## Set exercise 1
According to the email marketing text below, what is the purpose of an email header?
## Set exercise 2
Continue the email marketing text below, starting after its final sentence about how the rules have changed.

## Document segment
By providing email preheader text, recipients can see what an email is about prior to opening it. So, the more informative and enticing the preheader copy, the better it will be for email open rates. 

4. Headers

The email header is a code snippet in an HTML email that always precedes the body copy. It provides the email recipient with information about the sender as well as the email’s route to a recipient’s inbox, email send time and date, and other authentication details. 

The purpose of an email header is to help email service providers identify and prevent spam. Email service providers analyze the details provided in an email header and determine whether or not to send the email. Ensure your email header has the appropriate information to increase deliverability. 

5. Body Copy

In our digitally-driven era, attention spans are significantly shorter than they were a decade ago. Most of us don’t read long emails or large sections of text. To keep readers engaged, the email body copy should be short, sweet, and to the point. Use bullet points, bold text for offers or promotions, and highlight the value prop immediately.

If you want to link to an offer, product, or service, you can A/B test button sizes, copy, and color, or links. You can also A/B test sending emails in plain text instead of HTML to see what works best for your audiences.

6. Don’t Forget the Footer

The footer of your email is located at the very bottom, below your signature. Most email footers contain relevant links and information, such as links to your website, your contact information or business location, social media icons, and email preferences. 

It might seem insignificant, however, the footer of your email is actually very important. It not only provides recipients with the option to link to your website or connect with you on social media, which can boost engagement, but it is also critical for compliance. This brings us to our next point… 

7. Compliance

Over the years, sending emails has become a little more complicated. Collecting names and email addresses and sending communications used to be a simple process, however, the rules have changed.

## Dataset rows
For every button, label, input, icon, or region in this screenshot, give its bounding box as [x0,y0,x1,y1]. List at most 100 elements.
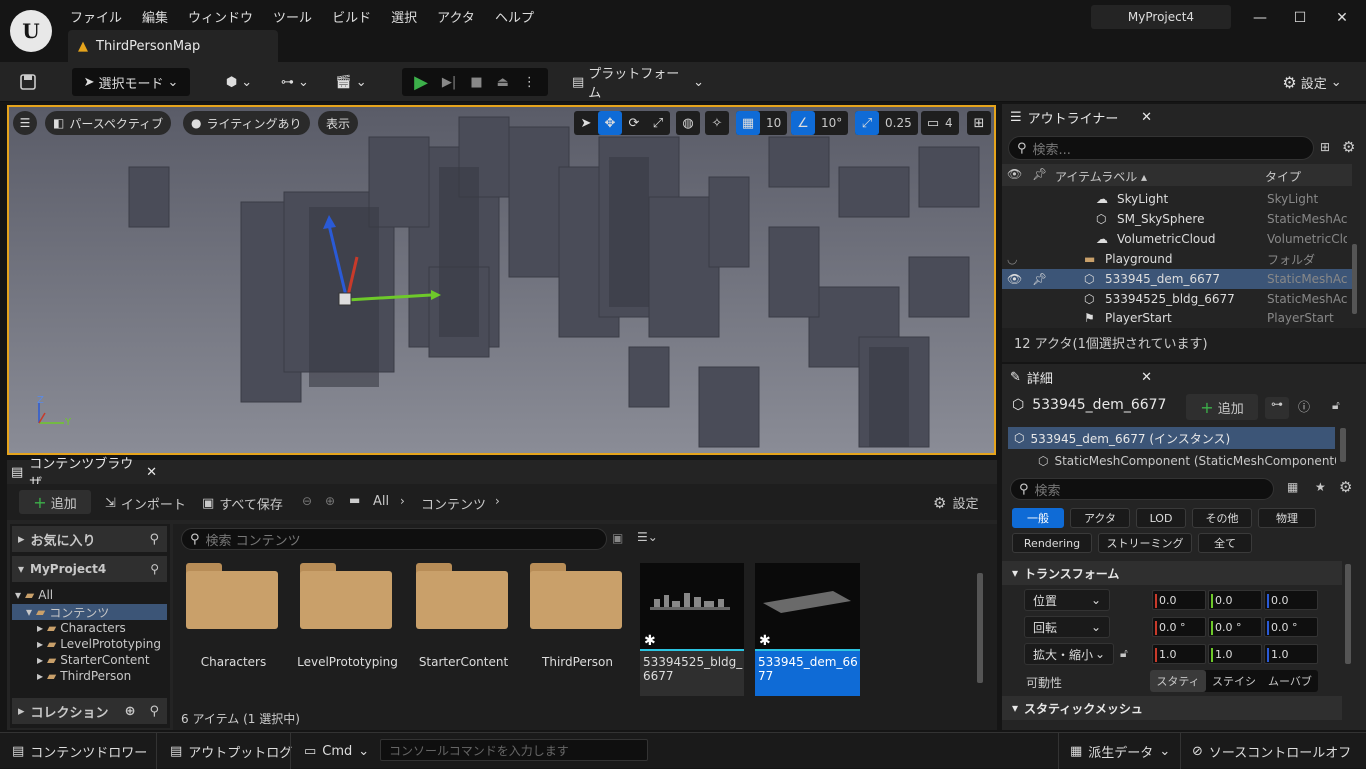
camera-speed-control[interactable]: ▭ 4 [921,111,959,135]
outliner-row[interactable]: ⬡ 53394525_bldg_6677 StaticMeshAc [1002,289,1352,309]
blueprint-icon[interactable]: ⊶ [1265,397,1289,419]
eye-icon[interactable]: 👁︎ [1007,272,1022,286]
stop-icon[interactable]: ■ [470,75,482,90]
filter-icon[interactable]: ☰⌄ [637,530,658,544]
filter-actor[interactable]: アクタ [1070,508,1130,528]
show-button[interactable]: 表示 [318,111,359,135]
gear-icon[interactable]: ⚙ [1339,478,1352,496]
perspective-button[interactable]: ◧ パースペクティブ [45,111,172,135]
mobility-movable[interactable]: ムーバブ [1262,673,1318,689]
folder-thumbnail[interactable] [300,563,392,629]
menu-window[interactable]: ウィンドウ [178,2,263,28]
search-icon[interactable]: ⚲ [149,704,159,719]
grid-snap-control[interactable]: ▦ 10 [736,111,788,135]
filter-lod[interactable]: LOD [1136,508,1186,528]
blueprint-button[interactable]: ⊶ ⌄ [274,68,316,96]
location-x-field[interactable]: 0.0 [1152,590,1206,610]
content-drawer-button[interactable]: ▤ コンテンツドロワー [4,733,155,769]
save-icon[interactable] [14,68,42,96]
mobility-stationary[interactable]: ステイシ [1206,673,1262,689]
rotation-y-field[interactable]: 0.0 ° [1208,617,1262,637]
search-icon[interactable]: ⚲ [150,562,159,576]
play-icon[interactable]: ▶ [414,72,428,93]
maximize-button[interactable]: ☐ [1285,6,1315,30]
help-icon[interactable]: ⓘ [1298,398,1310,415]
search-icon[interactable]: ⚲ [149,532,159,547]
column-type[interactable]: タイプ [1265,168,1301,185]
content-search-input[interactable]: ⚲ 検索 コンテンツ [181,528,607,550]
scale-dropdown[interactable]: 拡大・縮小 ⌄ [1024,643,1114,665]
details-search-input[interactable]: ⚲ 検索 [1010,478,1274,500]
select-tool-icon[interactable]: ➤ [574,111,598,135]
breadcrumb-chevron-icon[interactable]: › [495,494,500,508]
save-search-icon[interactable]: ▣ [612,531,623,545]
outliner-row[interactable]: ⬡ SM_SkySphere StaticMeshAc [1002,209,1352,229]
scale-z-field[interactable]: 1.0 [1264,644,1318,664]
folder-thumbnail[interactable] [416,563,508,629]
outliner-tab[interactable]: ☰ アウトライナー ✕ [1002,104,1162,130]
menu-file[interactable]: ファイル [60,2,132,28]
add-content-button[interactable]: + 追加 [19,490,91,514]
lighting-button[interactable]: ● ライティングあり [183,111,310,135]
menu-edit[interactable]: 編集 [132,2,178,28]
layout-button[interactable]: ⊞ [967,111,991,135]
filter-streaming[interactable]: ストリーミング [1098,533,1192,553]
menu-help[interactable]: ヘルプ [485,2,544,28]
transform-section-header[interactable]: ▾ トランスフォーム [1002,561,1342,585]
details-tab[interactable]: ✎ 詳細 ✕ [1002,364,1162,390]
unreal-logo-icon[interactable]: U [10,10,52,52]
favorites-header[interactable]: ▸ お気に入り ⚲ [12,526,167,552]
import-button[interactable]: ⇲ インポート [105,494,186,513]
tree-item-startercontent[interactable]: ▸ ▰ StarterContent [37,653,150,667]
breadcrumb-all[interactable]: All [373,494,389,509]
filter-all[interactable]: 全て [1198,533,1252,553]
world-local-toggle[interactable]: ◍ [676,111,700,135]
details-scrollbar[interactable] [1345,564,1351,664]
console-input[interactable]: コンソールコマンドを入力します [380,739,648,761]
outliner-row[interactable]: ☁ VolumetricCloud VolumetricClo [1002,229,1352,249]
pin-icon[interactable]: 📌︎ [1032,272,1047,286]
star-icon[interactable]: ★ [1315,480,1326,494]
folder-thumbnail[interactable] [530,563,622,629]
eject-icon[interactable]: ⏏ [497,75,509,90]
close-button[interactable]: ✕ [1327,6,1357,30]
column-item-label[interactable]: アイテムラベル ▴ [1055,168,1147,185]
outliner-row-selected[interactable]: 👁︎ 📌︎ ⬡ 533945_dem_6677 StaticMeshAc [1002,269,1352,289]
menu-actor[interactable]: アクタ [427,2,485,28]
asset-scrollbar[interactable] [977,573,983,683]
tree-item-characters[interactable]: ▸ ▰ Characters [37,621,126,635]
location-z-field[interactable]: 0.0 [1264,590,1318,610]
forward-arrow-icon[interactable]: ⊕ [325,494,335,508]
level-viewport[interactable]: Z Y ☰ ◧ パースペクティブ ● ライティングあり 表示 ➤ ✥ ⟳ ⤢ ◍… [7,105,996,455]
menu-tools[interactable]: ツール [263,2,322,28]
scale-tool-icon[interactable]: ⤢ [646,111,670,135]
close-icon[interactable]: ✕ [146,465,157,480]
asset-tile-bldg[interactable]: ✱ 53394525_bldg_6677 [640,563,744,696]
add-component-button[interactable]: + 追加 [1186,394,1258,420]
instance-row[interactable]: ⬡ 533945_dem_6677 (インスタンス) [1008,427,1335,449]
filter-rendering[interactable]: Rendering [1012,533,1092,553]
move-tool-icon[interactable]: ✥ [598,111,622,135]
filter-physics[interactable]: 物理 [1258,508,1316,528]
breadcrumb-content[interactable]: コンテンツ [421,494,486,513]
add-collection-icon[interactable]: ⊕ [125,704,136,719]
hidden-eye-icon[interactable]: ◡ [1007,252,1017,266]
mobility-static[interactable]: スタティ [1150,670,1206,692]
output-log-button[interactable]: ▤ アウトプットログ [162,733,300,769]
rotation-z-field[interactable]: 0.0 ° [1264,617,1318,637]
platform-button[interactable]: ▤ プラットフォーム ⌄ [572,67,704,101]
tree-item-thirdperson[interactable]: ▸ ▰ ThirdPerson [37,669,131,683]
outliner-row[interactable]: ◡ ▬ Playground フォルダ [1002,249,1352,269]
outliner-row[interactable]: ⚑ PlayerStart PlayerStart [1002,309,1352,327]
menu-select[interactable]: 選択 [381,2,427,28]
location-y-field[interactable]: 0.0 [1208,590,1262,610]
close-icon[interactable]: ✕ [1141,370,1152,385]
source-control-button[interactable]: ⊘ ソースコントロールオフ [1184,733,1359,769]
settings-button[interactable]: ⚙ 設定 ⌄ [1276,68,1348,96]
content-browser-tab[interactable]: ▤ コンテンツブラウザ ✕ [7,457,157,491]
scale-snap-control[interactable]: ⤢ 0.25 [855,111,918,135]
viewport-menu-button[interactable]: ☰ [13,111,37,135]
outliner-search-input[interactable]: ⚲ 検索... [1008,136,1314,160]
component-scrollbar[interactable] [1340,428,1346,462]
menu-build[interactable]: ビルド [322,2,381,28]
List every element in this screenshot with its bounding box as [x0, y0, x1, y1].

## Right answer 1
An email header helps email service providers identify and prevent spam.

## Right answer 2
After the launch of the General Data Protection Regulation (GDPR), businesses across the globe now must allow subscribers to first opt-in to receive emails and marketing communications. This has added an extra step or two in the marketing process. 

Additionally, businesses must provide the option for users to unsubscribe from future emails and communications. In addition to including social media links, company information, and relevant links, be sure to also include an unsubscribe link to remain compliant. 

Email Marketing Best Practices 2020

Finally, there are a variety of information, use cases, and opinions as to what the best email marketing practices are today. What works and what doesn’t can depend on recipient or subscriber persona, business type, and industry. 

Although email marketing has evolved over the last decade, it is certainly here to stay. By using this simple outline as a framework for your approach to email marketing, you are on your way to higher open rates, higher conversion rates, and growth.